## Work to be completed
Each line containing the word "pour" needs to be copied.

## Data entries
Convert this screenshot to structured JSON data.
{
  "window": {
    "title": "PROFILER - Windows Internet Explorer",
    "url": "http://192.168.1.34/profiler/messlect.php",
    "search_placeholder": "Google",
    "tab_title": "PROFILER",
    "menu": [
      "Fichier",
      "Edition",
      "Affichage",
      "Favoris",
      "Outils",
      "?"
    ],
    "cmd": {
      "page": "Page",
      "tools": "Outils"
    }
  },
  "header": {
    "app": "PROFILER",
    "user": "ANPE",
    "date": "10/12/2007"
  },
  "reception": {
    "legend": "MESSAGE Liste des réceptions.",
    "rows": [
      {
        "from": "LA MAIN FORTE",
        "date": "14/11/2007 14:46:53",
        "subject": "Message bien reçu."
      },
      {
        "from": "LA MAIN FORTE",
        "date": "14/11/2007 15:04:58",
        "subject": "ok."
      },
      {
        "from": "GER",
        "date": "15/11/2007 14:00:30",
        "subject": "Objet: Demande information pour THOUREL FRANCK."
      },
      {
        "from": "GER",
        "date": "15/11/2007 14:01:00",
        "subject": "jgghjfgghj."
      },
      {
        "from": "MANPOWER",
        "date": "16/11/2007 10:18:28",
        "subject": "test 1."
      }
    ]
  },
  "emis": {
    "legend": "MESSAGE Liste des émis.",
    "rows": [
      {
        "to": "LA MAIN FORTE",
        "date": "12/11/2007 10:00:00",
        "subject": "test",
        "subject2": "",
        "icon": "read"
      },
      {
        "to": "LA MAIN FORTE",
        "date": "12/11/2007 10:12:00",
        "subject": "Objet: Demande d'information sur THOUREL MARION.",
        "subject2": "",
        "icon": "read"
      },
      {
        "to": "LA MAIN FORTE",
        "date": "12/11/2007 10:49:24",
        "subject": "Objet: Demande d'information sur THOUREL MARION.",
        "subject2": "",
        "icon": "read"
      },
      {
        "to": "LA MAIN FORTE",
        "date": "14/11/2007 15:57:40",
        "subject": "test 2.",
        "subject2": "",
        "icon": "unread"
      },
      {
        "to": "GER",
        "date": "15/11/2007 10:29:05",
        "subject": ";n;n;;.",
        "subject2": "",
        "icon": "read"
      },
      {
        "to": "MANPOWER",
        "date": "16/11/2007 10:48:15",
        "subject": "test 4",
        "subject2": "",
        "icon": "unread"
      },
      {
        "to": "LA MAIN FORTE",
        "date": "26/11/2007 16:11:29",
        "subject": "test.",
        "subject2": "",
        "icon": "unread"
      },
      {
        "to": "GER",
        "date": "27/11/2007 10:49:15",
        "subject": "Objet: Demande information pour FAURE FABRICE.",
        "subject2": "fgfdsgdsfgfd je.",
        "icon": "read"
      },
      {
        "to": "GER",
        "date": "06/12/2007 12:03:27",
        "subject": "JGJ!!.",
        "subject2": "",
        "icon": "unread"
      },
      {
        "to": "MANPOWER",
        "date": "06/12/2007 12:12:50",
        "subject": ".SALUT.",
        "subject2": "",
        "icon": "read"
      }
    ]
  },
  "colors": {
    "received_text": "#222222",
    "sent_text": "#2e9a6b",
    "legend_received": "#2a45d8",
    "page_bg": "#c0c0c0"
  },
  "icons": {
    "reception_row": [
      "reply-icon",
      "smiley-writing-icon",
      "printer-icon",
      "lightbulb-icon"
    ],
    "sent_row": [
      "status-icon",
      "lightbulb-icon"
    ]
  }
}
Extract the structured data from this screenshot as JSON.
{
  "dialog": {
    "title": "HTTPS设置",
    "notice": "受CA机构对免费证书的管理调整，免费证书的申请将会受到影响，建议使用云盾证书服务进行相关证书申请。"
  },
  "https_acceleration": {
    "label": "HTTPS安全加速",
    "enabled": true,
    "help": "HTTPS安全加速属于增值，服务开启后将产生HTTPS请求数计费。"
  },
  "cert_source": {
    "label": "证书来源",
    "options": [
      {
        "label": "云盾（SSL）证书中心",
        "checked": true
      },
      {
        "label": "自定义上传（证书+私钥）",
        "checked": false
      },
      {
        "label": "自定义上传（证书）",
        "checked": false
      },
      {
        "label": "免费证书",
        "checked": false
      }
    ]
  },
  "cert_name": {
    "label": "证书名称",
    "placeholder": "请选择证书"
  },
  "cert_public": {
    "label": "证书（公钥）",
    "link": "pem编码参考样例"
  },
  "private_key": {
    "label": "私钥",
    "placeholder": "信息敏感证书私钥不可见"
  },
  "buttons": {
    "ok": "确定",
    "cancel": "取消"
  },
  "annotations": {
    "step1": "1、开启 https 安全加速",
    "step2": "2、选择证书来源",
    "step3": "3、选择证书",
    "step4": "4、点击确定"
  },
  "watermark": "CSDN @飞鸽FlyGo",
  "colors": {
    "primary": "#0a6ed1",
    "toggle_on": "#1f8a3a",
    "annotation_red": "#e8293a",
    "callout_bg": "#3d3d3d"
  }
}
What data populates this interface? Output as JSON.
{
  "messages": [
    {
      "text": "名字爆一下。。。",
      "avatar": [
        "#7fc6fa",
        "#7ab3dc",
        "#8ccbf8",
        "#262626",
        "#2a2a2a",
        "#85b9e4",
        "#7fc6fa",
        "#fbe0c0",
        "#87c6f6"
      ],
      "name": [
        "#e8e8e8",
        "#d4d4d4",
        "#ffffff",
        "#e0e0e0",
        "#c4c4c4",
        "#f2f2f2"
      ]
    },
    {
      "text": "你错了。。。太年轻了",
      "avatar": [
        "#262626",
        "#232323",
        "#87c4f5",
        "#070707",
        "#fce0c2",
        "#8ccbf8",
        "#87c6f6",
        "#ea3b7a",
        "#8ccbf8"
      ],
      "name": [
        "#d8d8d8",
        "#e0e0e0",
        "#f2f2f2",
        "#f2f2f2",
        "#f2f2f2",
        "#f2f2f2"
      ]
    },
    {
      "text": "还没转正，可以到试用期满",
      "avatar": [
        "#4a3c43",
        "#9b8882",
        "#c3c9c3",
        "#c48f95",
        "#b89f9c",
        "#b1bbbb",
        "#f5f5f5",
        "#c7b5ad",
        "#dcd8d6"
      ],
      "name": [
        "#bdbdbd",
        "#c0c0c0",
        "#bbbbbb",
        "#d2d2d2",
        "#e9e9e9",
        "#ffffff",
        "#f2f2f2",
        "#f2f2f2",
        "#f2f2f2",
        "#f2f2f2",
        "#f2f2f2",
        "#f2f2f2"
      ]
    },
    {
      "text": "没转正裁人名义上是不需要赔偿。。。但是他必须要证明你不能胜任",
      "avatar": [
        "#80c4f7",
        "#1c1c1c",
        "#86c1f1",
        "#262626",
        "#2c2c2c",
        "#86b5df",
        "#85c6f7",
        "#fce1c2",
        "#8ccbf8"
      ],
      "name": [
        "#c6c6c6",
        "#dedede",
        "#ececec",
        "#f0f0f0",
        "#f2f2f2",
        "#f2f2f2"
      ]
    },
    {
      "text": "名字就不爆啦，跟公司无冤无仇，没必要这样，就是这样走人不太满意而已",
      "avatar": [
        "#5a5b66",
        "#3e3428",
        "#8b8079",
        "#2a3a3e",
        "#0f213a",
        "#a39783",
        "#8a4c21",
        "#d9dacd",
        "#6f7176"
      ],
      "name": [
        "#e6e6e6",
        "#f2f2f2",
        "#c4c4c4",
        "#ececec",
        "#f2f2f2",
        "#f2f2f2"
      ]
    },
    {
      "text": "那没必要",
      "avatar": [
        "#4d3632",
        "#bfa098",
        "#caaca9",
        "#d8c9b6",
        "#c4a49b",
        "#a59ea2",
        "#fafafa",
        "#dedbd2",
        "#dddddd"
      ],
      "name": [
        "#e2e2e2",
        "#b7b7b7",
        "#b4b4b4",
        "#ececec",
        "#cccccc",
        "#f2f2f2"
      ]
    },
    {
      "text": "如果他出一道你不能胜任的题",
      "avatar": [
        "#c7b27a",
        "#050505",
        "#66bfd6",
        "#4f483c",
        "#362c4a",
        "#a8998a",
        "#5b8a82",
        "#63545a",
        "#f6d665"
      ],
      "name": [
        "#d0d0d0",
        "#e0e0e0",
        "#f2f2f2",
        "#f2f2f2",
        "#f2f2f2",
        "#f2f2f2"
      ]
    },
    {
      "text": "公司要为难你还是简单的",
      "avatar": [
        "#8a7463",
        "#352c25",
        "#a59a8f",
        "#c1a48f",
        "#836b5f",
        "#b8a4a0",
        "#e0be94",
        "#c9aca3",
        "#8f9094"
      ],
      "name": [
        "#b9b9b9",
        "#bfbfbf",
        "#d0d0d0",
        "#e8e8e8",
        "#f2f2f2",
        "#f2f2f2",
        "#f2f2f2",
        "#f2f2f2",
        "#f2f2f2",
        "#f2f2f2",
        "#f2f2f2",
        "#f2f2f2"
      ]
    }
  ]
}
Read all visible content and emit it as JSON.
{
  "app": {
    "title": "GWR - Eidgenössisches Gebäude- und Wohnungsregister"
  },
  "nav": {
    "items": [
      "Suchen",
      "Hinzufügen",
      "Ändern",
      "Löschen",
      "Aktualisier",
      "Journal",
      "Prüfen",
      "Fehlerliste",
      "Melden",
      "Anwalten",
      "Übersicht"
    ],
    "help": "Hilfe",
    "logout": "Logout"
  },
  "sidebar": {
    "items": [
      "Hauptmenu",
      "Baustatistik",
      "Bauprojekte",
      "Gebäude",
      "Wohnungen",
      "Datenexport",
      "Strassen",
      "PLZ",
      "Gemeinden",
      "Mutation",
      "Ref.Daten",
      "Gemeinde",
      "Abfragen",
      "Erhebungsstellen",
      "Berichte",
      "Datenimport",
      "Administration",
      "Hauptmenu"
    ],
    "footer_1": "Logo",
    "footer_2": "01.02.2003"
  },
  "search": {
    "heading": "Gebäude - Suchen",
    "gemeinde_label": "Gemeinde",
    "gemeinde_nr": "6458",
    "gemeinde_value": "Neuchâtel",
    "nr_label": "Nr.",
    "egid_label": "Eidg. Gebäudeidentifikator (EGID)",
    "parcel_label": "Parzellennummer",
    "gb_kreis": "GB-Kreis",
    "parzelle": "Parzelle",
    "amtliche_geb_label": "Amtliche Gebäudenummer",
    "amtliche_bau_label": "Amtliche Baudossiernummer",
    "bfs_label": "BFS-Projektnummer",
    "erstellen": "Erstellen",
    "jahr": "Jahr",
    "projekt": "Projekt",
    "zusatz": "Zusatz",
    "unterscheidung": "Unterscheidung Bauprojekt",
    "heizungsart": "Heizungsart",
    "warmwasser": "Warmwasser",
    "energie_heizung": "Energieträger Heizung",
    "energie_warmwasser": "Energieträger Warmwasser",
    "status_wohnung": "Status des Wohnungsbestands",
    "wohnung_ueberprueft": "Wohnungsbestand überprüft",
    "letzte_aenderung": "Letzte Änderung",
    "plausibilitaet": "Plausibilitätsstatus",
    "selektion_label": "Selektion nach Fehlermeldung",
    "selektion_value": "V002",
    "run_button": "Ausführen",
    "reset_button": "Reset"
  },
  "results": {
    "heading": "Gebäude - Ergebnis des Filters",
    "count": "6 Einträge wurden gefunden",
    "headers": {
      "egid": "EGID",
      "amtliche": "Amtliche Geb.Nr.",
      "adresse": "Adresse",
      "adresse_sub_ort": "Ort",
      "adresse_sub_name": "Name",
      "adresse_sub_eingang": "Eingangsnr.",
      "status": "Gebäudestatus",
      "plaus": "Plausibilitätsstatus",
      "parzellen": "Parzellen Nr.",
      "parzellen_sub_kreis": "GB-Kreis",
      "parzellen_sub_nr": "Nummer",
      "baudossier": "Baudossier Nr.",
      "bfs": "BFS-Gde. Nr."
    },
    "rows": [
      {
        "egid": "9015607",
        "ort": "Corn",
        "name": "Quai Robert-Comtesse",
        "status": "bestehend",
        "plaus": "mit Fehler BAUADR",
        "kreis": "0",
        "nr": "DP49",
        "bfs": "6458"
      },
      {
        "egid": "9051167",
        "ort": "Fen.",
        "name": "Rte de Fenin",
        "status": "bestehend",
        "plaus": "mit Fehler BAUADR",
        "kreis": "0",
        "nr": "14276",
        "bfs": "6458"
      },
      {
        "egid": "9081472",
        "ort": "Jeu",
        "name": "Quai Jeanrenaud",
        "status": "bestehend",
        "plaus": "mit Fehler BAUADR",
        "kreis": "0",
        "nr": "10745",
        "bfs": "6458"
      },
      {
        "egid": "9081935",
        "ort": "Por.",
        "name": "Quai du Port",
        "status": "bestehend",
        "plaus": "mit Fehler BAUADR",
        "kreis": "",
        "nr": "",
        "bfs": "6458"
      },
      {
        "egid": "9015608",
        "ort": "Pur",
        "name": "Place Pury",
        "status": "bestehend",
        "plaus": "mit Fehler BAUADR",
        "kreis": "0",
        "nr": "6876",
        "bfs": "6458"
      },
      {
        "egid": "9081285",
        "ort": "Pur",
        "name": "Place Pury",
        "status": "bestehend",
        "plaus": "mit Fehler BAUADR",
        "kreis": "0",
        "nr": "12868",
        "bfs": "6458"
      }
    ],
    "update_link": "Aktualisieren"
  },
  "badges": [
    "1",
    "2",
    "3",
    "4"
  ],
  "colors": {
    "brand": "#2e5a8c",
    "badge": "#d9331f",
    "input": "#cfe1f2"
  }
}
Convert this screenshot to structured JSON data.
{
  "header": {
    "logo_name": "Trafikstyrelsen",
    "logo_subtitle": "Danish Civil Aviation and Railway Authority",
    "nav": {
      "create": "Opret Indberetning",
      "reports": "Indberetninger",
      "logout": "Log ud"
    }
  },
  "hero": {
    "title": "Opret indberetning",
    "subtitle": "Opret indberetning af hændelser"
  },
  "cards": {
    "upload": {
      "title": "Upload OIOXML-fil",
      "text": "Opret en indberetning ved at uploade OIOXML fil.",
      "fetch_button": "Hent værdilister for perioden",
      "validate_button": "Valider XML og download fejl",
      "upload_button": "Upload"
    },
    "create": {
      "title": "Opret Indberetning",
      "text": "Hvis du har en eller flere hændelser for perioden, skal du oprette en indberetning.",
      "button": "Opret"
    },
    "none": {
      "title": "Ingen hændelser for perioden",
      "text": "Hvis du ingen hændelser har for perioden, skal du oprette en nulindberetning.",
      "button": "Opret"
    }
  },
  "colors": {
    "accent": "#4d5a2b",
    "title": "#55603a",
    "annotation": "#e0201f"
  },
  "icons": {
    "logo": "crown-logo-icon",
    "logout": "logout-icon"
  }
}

## Reply to the exercise
        "subject": "Objet: Demande information pour THOUREL FRANCK."
        "subject": "Objet: Demande information pour FAURE FABRICE.",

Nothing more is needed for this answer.